== Materials provided ==
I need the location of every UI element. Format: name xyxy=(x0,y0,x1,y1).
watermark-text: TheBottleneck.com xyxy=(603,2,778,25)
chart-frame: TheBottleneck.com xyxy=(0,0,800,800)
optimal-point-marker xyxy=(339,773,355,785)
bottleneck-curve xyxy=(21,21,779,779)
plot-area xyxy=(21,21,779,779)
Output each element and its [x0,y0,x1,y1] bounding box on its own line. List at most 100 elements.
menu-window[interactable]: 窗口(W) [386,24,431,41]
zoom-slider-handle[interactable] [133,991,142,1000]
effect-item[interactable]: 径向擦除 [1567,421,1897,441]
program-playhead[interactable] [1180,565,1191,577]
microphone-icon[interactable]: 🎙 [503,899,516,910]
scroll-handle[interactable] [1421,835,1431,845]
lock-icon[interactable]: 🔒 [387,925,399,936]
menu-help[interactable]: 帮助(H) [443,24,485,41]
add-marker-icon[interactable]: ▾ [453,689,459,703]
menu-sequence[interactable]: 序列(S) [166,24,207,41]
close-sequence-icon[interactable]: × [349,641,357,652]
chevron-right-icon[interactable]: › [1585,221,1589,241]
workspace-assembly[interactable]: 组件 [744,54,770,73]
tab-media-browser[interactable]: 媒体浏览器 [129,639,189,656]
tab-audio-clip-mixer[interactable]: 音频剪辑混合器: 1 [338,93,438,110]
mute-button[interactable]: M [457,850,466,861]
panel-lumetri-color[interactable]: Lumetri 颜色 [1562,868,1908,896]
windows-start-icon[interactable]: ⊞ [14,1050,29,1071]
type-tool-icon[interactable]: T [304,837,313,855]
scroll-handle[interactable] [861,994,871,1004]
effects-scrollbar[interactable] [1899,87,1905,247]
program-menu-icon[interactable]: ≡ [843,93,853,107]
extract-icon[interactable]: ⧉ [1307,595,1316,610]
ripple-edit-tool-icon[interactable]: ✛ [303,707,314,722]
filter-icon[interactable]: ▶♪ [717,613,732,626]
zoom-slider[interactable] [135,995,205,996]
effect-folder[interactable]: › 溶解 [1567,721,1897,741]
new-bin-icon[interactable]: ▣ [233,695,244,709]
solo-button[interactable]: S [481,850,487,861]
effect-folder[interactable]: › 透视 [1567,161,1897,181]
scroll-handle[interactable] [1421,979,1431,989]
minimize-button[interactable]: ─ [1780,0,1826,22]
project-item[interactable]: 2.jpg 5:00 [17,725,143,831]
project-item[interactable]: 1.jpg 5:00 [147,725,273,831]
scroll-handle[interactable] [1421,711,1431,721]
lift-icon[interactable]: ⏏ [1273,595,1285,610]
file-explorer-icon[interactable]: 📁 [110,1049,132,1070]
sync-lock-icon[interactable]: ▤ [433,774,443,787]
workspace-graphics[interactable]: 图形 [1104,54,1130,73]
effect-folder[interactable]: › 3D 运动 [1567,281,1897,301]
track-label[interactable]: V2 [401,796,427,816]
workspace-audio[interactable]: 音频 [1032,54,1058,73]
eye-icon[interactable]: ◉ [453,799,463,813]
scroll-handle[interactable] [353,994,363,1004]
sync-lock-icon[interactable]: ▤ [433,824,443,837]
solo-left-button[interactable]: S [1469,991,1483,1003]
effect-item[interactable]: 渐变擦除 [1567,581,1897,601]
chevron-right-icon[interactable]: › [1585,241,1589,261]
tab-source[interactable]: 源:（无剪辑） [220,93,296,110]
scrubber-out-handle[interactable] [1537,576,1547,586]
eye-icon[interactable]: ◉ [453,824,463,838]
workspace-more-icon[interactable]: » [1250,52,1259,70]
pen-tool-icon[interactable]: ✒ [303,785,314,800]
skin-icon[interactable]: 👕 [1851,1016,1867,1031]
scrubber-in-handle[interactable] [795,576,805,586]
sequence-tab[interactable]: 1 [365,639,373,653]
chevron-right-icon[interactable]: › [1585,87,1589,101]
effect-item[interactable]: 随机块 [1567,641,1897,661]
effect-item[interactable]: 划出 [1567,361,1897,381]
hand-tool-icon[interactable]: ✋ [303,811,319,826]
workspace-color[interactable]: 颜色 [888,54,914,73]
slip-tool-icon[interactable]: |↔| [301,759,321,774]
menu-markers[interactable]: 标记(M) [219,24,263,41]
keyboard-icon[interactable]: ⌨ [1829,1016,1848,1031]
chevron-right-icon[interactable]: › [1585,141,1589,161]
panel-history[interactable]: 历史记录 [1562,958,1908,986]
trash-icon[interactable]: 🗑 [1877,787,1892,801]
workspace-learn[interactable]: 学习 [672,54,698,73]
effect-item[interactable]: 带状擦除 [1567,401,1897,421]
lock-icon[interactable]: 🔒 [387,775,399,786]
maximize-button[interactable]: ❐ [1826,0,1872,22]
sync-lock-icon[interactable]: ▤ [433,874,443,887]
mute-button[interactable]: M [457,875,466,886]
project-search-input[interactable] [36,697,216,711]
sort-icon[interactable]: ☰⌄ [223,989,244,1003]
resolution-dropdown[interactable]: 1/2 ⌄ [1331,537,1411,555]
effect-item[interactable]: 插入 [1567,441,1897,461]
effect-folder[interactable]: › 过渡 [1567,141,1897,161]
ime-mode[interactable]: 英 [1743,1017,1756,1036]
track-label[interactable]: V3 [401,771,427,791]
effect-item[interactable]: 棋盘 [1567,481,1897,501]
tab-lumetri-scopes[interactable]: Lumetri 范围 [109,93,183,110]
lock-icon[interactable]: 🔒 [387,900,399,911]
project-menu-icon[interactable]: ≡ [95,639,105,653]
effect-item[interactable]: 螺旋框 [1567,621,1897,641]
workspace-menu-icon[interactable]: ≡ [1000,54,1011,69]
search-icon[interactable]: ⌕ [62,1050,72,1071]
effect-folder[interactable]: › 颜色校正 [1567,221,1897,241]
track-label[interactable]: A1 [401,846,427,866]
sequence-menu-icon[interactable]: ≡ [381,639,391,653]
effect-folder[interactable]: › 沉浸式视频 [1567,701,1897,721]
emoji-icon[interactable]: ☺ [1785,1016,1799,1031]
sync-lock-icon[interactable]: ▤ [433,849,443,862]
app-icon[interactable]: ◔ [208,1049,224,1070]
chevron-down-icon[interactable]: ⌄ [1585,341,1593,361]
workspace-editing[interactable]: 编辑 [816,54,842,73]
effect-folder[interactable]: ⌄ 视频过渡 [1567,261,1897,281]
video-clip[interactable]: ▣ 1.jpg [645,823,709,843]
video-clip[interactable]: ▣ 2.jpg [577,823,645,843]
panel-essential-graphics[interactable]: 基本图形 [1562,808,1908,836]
===
### Aim
Turn the records, from their first line through the line containing "add-marker-icon[interactable]: ▾ [453,689,459,703]", into a Markdown table with columns No. and Entry, numbering each line in order and omitting any blank lines.

### Solution for this exercise
| No. | Entry |
|---|---|
| 1 | I need the location of every UI element. Format: name xyxy=(x0,y0,x1,y1). |
| 2 | watermark-text: TheBottleneck.com xyxy=(603,2,778,25) |
| 3 | chart-frame: TheBottleneck.com xyxy=(0,0,800,800) |
| 4 | optimal-point-marker xyxy=(339,773,355,785) |
| 5 | bottleneck-curve xyxy=(21,21,779,779) |
| 6 | plot-area xyxy=(21,21,779,779) |
| 7 | Output each element and its [x0,y0,x1,y1] bounding box on its own line. List at most 100 elements. |
| 8 | menu-window[interactable]: 窗口(W) [386,24,431,41] |
| 9 | zoom-slider-handle[interactable] [133,991,142,1000] |
| 10 | effect-item[interactable]: 径向擦除 [1567,421,1897,441] |
| 11 | program-playhead[interactable] [1180,565,1191,577] |
| 12 | microphone-icon[interactable]: 🎙 [503,899,516,910] |
| 13 | scroll-handle[interactable] [1421,835,1431,845] |
| 14 | lock-icon[interactable]: 🔒 [387,925,399,936] |
| 15 | menu-help[interactable]: 帮助(H) [443,24,485,41] |
| 16 | add-marker-icon[interactable]: ▾ [453,689,459,703] |